-- BEGIN --

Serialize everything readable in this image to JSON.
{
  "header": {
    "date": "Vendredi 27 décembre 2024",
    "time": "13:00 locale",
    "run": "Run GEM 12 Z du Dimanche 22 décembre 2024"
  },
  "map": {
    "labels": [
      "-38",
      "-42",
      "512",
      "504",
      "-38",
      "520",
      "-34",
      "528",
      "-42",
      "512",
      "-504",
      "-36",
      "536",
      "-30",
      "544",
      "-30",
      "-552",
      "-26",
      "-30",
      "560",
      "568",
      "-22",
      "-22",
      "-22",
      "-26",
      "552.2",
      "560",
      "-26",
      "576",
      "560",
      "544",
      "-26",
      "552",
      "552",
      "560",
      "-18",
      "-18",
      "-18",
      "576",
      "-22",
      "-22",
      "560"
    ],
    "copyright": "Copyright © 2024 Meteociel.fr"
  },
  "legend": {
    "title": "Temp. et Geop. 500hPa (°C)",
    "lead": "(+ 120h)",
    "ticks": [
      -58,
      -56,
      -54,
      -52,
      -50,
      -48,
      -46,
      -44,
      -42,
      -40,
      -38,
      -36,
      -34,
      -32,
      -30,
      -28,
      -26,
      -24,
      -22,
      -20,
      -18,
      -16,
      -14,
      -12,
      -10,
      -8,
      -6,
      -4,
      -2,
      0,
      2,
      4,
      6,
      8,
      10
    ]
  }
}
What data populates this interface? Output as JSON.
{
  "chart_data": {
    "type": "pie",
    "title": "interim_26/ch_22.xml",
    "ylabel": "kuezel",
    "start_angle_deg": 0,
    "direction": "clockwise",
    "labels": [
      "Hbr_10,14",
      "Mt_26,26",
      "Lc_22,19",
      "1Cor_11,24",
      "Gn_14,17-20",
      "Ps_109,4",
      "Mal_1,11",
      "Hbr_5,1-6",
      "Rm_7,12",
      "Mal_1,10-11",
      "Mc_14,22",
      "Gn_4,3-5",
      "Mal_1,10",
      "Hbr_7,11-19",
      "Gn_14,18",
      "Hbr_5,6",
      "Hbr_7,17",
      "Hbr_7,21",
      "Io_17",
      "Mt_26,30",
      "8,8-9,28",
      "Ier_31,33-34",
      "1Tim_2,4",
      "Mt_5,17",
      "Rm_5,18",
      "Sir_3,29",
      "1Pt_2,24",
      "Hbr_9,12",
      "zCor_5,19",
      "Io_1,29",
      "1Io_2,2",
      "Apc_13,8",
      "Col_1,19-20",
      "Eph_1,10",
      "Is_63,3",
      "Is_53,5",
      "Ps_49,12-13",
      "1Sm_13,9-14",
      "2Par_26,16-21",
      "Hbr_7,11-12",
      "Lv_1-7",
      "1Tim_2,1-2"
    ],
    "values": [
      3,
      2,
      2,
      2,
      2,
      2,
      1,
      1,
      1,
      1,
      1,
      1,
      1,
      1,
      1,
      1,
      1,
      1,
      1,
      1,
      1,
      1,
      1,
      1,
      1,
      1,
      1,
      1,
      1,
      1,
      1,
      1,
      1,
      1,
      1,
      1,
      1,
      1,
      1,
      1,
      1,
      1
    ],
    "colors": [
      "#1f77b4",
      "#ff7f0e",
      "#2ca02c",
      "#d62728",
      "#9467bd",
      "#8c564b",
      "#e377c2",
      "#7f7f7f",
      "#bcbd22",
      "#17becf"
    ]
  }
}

-- END --

§ **Short problem**: Which lines contain the word "décembre"? Copy each of them.

§ **Response to the task**:
    "date": "Vendredi 27 décembre 2024",
    "run": "Run GEM 12 Z du Dimanche 22 décembre 2024"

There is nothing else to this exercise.